- [Goal]:
Every line that contains the word "this" should be copied.

──────────

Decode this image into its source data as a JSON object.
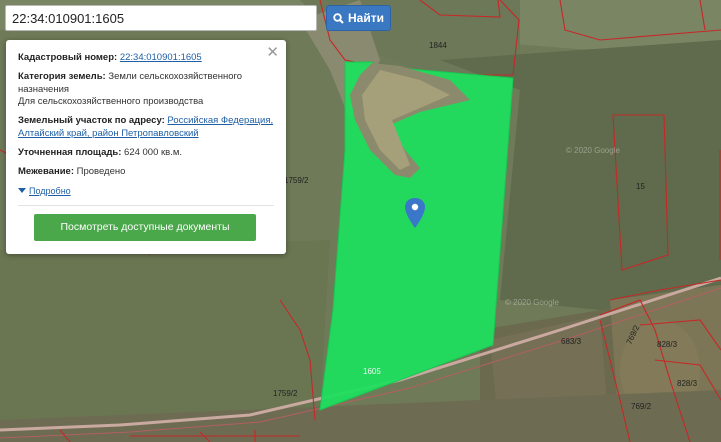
{
  "search": {
    "value": "22:34:010901:1605",
    "button_label": "Найти",
    "button_icon": "search-icon"
  },
  "popup": {
    "close_icon": "close-icon",
    "cadastral_label": "Кадастровый номер:",
    "cadastral_value": "22:34:010901:1605",
    "category_label": "Категория земель:",
    "category_value": "Земли сельскохозяйственного назначения",
    "usage_value": "Для сельскохозяйственного производства",
    "address_label": "Земельный участок по адресу:",
    "address_value": "Российская Федерация, Алтайский край, район Петропавловский",
    "area_label": "Уточненная площадь:",
    "area_value": "624 000 кв.м.",
    "survey_label": "Межевание:",
    "survey_value": "Проведено",
    "more_label": "Подробно",
    "docs_button_label": "Посмотреть доступные документы"
  },
  "map": {
    "plot_labels": [
      "1844",
      "1759/2",
      "15",
      "1759/2",
      "683/3",
      "769/2",
      "828/3",
      "828/3",
      "769/2",
      "1605"
    ],
    "copyright_1": "© 2020 Google",
    "copyright_2": "© 2020 Google",
    "marker_icon": "map-marker-icon",
    "colors": {
      "selected_plot": "#1fde5e",
      "boundary": "#c62828",
      "button": "#3b78c2",
      "docs_button": "#4aa84a"
    }
  }
}
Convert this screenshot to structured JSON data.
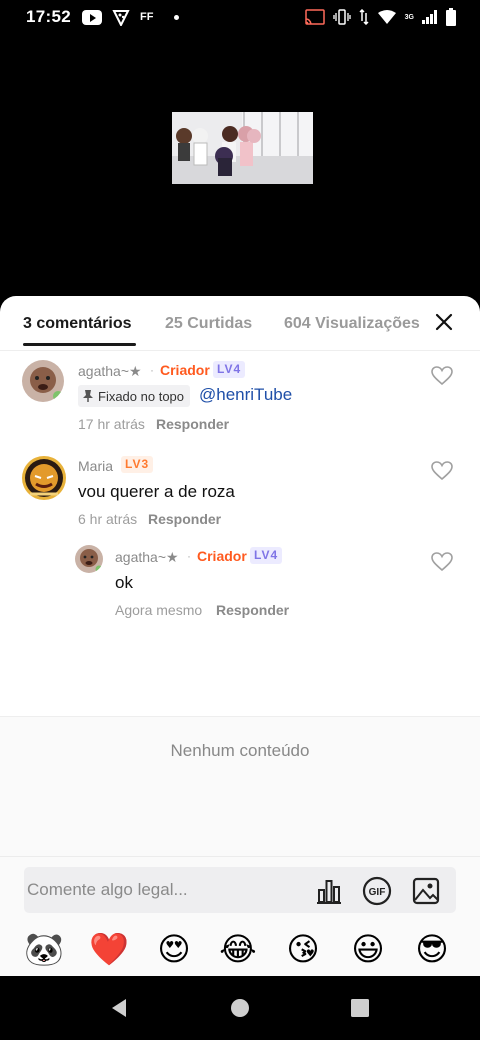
{
  "status_bar": {
    "time": "17:52",
    "ff_label": "FF",
    "network_label": "3G"
  },
  "tabs": {
    "comments": "3 comentários",
    "likes": "25 Curtidas",
    "views": "604 Visualizações"
  },
  "comments": [
    {
      "username": "agatha~★",
      "separator": "·",
      "creator_label": "Criador",
      "level": "LV4",
      "pinned_label": "Fixado no topo",
      "mention": "@henriTube",
      "time": "17 hr atrás",
      "reply_label": "Responder"
    },
    {
      "username": "Maria",
      "level": "LV3",
      "text": "vou querer a de roza",
      "time": "6 hr atrás",
      "reply_label": "Responder"
    },
    {
      "username": "agatha~★",
      "separator": "·",
      "creator_label": "Criador",
      "level": "LV4",
      "text": "ok",
      "time": "Agora mesmo",
      "reply_label": "Responder"
    }
  ],
  "empty_state": "Nenhum conteúdo",
  "input": {
    "placeholder": "Comente algo legal..."
  },
  "emojis": [
    "🐼",
    "❤️",
    "😍",
    "😂",
    "😘",
    "😃",
    "😎"
  ],
  "colors": {
    "creator": "#ff5a1f",
    "mention": "#1f4fa8",
    "lv4": "#7f74e6",
    "lv3": "#ff7a2f"
  }
}
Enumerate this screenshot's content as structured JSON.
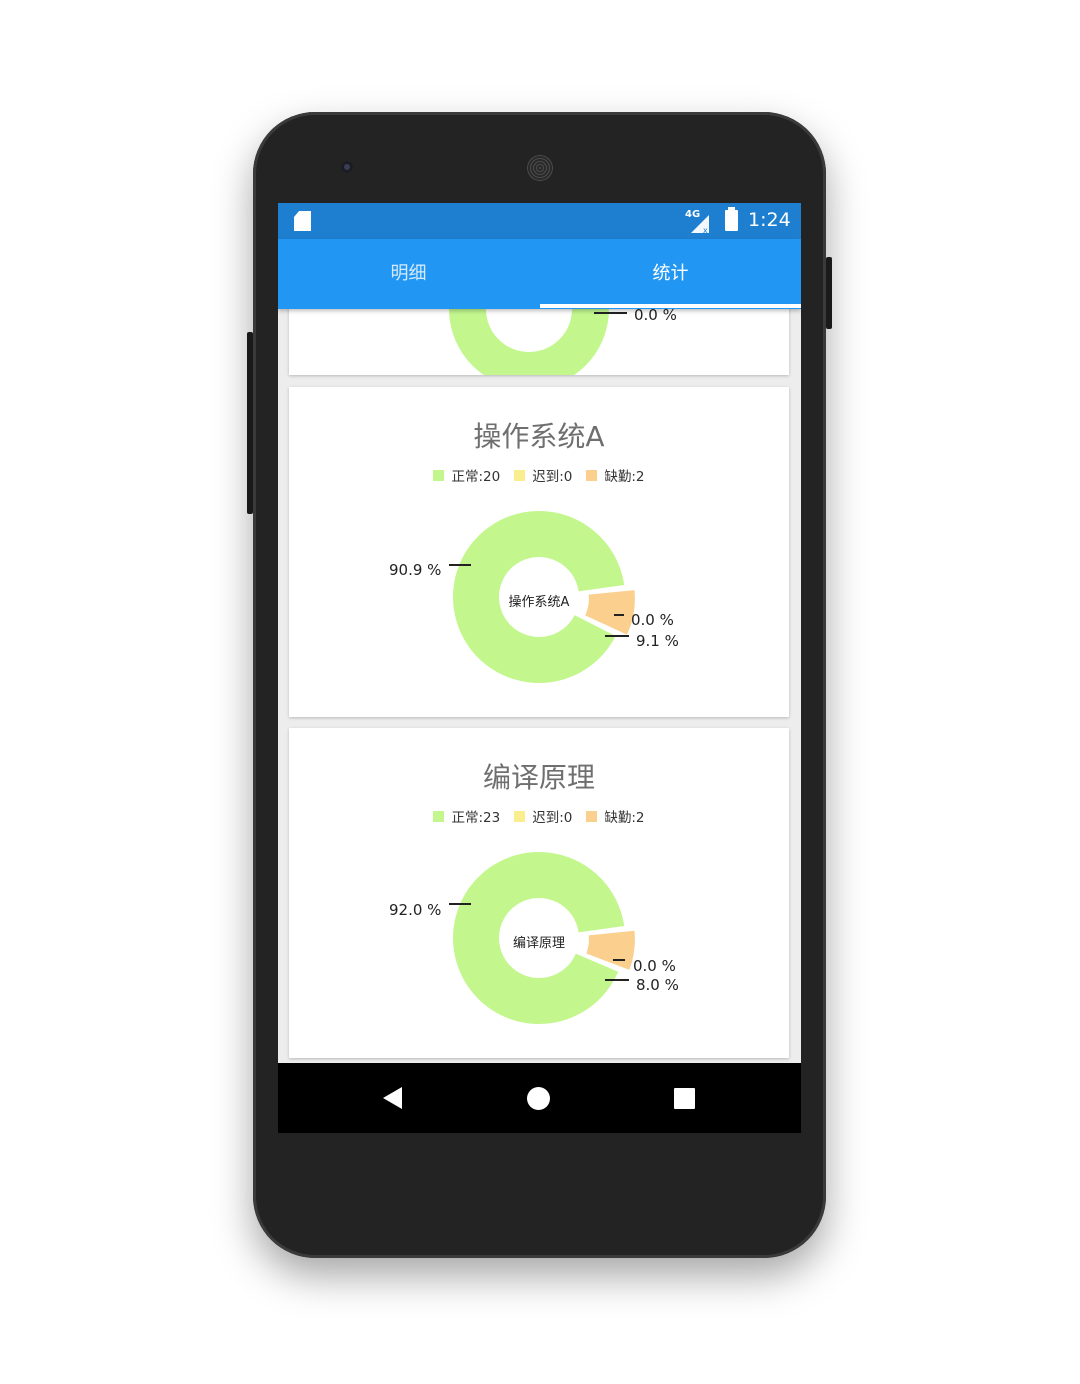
{
  "status_bar": {
    "time": "1:24",
    "network": "4G"
  },
  "tabs": [
    {
      "label": "明细",
      "active": false
    },
    {
      "label": "统计",
      "active": true
    }
  ],
  "colors": {
    "normal": "#c3f78e",
    "late": "#fbee8e",
    "absent": "#fbcf8e",
    "accent": "#2196f3"
  },
  "cards": [
    {
      "partial_label": "0.0 %"
    },
    {
      "title": "操作系统A",
      "legend": [
        "正常:20",
        "迟到:0",
        "缺勤:2"
      ],
      "center": "操作系统A",
      "labels": {
        "normal": "90.9 %",
        "late": "0.0 %",
        "absent": "9.1 %"
      }
    },
    {
      "title": "编译原理",
      "legend": [
        "正常:23",
        "迟到:0",
        "缺勤:2"
      ],
      "center": "编译原理",
      "labels": {
        "normal": "92.0 %",
        "late": "0.0 %",
        "absent": "8.0 %"
      }
    }
  ],
  "chart_data": [
    {
      "type": "pie",
      "title": "操作系统A",
      "categories": [
        "正常",
        "迟到",
        "缺勤"
      ],
      "values": [
        20,
        0,
        2
      ],
      "percent_labels": [
        90.9,
        0.0,
        9.1
      ],
      "legend": "top"
    },
    {
      "type": "pie",
      "title": "编译原理",
      "categories": [
        "正常",
        "迟到",
        "缺勤"
      ],
      "values": [
        23,
        0,
        2
      ],
      "percent_labels": [
        92.0,
        0.0,
        8.0
      ],
      "legend": "top"
    }
  ]
}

──────────

- [Written solution]:
Decode this image into its source data as a JSON object.
Convert this screenshot to structured JSON data.
Enumerate this screenshot's content as structured JSON.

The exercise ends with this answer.